### WORK REQUIRED
Identify the lines that contain the word "impacto", then copy them.

### STORED DATA
**********

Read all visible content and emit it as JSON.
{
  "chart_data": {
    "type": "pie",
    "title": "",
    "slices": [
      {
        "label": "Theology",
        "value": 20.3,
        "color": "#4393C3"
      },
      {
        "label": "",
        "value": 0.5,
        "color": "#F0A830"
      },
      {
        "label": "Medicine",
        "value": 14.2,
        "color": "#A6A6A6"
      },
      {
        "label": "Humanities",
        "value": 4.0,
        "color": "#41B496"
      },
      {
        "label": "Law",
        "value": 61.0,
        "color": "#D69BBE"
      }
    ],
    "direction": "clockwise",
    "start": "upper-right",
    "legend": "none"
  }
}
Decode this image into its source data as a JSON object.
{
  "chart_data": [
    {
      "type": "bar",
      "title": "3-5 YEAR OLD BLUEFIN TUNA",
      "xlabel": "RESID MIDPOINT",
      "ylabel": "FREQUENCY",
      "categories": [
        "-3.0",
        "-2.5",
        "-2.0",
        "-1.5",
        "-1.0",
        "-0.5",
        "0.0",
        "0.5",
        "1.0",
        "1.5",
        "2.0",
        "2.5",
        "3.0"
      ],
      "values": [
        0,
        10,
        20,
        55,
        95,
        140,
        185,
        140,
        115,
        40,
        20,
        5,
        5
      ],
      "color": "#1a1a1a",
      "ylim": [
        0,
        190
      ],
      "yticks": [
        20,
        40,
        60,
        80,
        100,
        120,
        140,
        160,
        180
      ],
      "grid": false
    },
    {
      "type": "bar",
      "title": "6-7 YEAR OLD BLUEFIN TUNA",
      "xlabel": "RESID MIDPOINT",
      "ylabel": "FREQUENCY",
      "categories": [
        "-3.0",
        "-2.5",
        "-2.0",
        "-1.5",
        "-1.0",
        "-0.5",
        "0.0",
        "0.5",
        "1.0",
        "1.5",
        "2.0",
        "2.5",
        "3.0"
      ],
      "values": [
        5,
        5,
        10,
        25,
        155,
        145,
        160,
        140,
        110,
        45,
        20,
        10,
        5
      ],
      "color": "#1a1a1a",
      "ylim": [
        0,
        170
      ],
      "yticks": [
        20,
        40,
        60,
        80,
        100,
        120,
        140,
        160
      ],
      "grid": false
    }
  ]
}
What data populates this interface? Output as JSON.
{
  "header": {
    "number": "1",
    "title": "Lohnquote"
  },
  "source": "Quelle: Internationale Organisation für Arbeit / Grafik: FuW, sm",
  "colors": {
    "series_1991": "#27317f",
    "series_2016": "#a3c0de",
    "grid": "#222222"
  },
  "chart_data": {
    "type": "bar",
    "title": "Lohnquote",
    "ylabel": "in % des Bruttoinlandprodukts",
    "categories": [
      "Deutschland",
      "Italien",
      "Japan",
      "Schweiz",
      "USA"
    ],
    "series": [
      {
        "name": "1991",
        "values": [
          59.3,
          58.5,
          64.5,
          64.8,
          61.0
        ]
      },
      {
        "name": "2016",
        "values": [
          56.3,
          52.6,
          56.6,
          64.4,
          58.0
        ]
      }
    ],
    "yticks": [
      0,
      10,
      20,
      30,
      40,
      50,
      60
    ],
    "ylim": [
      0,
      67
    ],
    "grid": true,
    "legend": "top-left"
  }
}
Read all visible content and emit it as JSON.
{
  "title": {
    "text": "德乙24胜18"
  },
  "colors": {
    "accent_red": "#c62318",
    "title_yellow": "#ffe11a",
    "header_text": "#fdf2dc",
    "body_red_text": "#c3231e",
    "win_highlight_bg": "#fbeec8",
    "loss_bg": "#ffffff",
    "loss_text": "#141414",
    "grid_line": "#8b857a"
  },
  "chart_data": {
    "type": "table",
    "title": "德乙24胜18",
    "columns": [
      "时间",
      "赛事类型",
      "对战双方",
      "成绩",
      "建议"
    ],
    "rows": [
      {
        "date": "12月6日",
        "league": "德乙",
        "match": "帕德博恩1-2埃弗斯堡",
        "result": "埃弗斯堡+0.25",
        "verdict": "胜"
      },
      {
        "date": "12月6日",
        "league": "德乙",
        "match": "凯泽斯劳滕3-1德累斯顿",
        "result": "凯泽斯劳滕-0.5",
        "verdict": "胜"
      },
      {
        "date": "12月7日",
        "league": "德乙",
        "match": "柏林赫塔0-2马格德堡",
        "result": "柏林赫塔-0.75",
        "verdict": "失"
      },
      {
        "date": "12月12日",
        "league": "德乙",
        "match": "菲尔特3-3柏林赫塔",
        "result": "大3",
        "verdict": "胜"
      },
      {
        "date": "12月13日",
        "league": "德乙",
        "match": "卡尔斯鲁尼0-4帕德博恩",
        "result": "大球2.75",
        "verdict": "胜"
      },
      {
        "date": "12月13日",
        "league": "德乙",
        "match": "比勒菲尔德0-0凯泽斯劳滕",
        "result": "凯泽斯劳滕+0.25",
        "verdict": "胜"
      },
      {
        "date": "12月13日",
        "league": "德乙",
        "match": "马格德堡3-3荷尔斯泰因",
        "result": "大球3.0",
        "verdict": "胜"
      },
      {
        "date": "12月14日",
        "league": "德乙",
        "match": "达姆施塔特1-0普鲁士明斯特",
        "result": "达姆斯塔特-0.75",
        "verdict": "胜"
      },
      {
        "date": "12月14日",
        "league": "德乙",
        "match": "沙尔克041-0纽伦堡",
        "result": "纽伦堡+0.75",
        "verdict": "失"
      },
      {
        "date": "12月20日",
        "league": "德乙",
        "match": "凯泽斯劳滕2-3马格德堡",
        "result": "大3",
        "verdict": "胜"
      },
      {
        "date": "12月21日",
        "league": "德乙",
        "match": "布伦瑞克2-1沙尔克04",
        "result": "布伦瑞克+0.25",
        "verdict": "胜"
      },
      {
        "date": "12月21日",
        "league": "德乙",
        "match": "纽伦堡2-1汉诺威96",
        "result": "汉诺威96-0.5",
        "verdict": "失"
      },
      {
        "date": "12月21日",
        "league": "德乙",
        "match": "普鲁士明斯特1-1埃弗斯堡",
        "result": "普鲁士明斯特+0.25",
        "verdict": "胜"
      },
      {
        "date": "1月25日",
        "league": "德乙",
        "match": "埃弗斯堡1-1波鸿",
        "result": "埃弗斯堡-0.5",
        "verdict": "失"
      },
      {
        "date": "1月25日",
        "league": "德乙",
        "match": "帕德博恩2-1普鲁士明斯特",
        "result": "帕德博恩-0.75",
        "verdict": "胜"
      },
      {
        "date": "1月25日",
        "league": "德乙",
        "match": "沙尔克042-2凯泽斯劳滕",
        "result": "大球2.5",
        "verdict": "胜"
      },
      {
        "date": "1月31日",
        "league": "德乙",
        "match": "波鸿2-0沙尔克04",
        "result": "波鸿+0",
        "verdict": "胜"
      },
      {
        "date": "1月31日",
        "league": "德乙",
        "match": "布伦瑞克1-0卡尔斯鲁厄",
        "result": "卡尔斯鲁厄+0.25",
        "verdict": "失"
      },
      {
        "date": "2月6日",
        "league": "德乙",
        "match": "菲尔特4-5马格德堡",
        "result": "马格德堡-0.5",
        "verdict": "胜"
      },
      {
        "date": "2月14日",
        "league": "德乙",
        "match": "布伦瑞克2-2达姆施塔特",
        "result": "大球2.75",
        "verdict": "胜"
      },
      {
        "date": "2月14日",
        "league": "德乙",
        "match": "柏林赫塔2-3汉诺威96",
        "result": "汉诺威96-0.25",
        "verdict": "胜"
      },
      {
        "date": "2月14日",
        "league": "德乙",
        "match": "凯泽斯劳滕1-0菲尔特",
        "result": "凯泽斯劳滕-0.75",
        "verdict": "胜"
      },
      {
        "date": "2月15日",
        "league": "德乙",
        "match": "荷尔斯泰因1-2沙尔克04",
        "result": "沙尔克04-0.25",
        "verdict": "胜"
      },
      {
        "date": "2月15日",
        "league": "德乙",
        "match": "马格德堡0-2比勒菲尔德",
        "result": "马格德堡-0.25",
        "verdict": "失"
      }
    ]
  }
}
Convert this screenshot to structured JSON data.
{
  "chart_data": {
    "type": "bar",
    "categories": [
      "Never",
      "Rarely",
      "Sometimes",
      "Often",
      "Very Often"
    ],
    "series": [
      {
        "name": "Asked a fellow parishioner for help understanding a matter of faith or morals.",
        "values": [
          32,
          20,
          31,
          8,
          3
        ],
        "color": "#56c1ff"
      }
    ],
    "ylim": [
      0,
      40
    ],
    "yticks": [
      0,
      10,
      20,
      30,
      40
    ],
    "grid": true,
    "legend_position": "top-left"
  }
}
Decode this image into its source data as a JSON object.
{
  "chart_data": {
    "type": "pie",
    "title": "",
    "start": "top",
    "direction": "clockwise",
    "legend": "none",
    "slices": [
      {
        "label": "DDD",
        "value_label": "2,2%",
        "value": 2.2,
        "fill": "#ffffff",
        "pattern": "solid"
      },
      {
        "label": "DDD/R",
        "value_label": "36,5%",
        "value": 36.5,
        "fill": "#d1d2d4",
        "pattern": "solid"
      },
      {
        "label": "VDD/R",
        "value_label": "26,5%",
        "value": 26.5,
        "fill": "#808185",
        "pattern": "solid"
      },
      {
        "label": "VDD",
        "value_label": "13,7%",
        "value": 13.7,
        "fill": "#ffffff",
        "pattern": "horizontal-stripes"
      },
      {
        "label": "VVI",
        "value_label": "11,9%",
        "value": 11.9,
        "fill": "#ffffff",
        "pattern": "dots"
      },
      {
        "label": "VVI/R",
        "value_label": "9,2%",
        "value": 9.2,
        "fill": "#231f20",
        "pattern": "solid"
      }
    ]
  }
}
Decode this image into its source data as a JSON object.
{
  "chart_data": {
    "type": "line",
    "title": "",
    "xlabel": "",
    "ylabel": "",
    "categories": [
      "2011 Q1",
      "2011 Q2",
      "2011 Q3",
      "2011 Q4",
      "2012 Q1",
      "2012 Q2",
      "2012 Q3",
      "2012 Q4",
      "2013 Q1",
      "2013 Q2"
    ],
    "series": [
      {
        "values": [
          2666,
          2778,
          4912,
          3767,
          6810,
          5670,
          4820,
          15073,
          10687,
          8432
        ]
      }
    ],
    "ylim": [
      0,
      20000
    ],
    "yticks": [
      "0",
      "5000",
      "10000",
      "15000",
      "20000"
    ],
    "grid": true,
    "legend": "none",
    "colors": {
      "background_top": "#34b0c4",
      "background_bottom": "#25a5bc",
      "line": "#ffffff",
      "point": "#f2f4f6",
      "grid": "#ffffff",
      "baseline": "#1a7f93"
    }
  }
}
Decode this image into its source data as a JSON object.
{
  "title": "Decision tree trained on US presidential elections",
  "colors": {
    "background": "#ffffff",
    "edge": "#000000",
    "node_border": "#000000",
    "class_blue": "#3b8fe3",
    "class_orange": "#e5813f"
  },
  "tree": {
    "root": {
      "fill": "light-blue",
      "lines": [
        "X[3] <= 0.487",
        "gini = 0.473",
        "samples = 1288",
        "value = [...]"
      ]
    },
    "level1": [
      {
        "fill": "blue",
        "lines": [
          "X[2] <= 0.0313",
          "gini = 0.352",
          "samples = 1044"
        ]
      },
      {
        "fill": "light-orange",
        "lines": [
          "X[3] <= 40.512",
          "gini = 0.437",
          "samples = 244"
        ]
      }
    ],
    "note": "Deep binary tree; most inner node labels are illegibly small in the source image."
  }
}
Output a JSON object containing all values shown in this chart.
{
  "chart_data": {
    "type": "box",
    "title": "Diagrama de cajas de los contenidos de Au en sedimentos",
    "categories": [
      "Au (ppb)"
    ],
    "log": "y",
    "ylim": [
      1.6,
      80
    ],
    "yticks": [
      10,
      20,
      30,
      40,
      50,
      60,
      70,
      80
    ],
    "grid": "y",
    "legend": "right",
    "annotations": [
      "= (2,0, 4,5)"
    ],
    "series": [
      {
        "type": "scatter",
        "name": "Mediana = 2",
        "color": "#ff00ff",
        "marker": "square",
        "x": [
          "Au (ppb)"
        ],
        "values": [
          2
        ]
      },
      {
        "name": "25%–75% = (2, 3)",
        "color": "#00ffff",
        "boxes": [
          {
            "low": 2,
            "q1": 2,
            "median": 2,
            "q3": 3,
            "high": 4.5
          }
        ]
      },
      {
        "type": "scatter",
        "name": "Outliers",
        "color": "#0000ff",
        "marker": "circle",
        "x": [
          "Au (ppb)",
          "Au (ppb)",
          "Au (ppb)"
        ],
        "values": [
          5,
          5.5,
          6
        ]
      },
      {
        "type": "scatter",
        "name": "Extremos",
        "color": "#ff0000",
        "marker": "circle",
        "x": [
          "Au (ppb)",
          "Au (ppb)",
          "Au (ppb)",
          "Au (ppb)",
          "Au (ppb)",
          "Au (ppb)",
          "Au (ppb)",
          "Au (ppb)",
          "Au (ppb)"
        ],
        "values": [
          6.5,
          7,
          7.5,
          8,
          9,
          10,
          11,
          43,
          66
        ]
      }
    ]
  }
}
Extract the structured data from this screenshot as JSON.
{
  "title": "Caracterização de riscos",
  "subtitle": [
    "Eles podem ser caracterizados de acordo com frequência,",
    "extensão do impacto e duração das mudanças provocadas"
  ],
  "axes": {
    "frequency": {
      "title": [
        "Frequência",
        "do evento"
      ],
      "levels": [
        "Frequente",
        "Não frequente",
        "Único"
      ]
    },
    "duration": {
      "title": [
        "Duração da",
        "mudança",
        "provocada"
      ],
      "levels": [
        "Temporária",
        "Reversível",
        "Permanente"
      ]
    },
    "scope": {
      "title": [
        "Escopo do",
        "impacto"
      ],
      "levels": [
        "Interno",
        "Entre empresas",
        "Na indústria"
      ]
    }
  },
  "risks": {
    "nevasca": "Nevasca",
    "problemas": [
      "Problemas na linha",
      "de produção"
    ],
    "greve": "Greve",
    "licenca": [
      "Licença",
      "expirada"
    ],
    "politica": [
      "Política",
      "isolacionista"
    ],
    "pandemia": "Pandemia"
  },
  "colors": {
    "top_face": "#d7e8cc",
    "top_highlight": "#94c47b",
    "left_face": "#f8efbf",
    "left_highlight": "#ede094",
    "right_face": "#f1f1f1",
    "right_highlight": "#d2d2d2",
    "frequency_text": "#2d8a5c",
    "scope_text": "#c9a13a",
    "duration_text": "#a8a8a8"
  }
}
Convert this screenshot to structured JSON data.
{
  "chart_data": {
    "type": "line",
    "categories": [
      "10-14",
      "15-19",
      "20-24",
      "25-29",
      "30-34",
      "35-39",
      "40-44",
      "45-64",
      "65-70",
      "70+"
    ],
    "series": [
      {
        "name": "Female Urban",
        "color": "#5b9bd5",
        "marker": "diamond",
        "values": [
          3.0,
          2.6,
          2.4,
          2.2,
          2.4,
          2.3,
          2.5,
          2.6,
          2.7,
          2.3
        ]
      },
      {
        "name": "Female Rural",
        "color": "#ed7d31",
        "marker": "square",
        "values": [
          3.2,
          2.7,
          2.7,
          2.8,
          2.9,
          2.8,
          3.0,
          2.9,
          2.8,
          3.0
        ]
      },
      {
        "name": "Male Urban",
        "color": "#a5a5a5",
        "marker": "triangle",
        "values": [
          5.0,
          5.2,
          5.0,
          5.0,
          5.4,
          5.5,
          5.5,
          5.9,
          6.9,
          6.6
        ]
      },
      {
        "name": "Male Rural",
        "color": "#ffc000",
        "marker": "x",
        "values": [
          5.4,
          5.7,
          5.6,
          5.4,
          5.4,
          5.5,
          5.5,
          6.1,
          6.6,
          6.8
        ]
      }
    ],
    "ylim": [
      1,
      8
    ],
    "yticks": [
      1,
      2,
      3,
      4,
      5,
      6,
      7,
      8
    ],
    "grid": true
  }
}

**********

### EXERCISE SOLUTION
    "extensão do impacto e duração das mudanças provocadas"
        "impacto"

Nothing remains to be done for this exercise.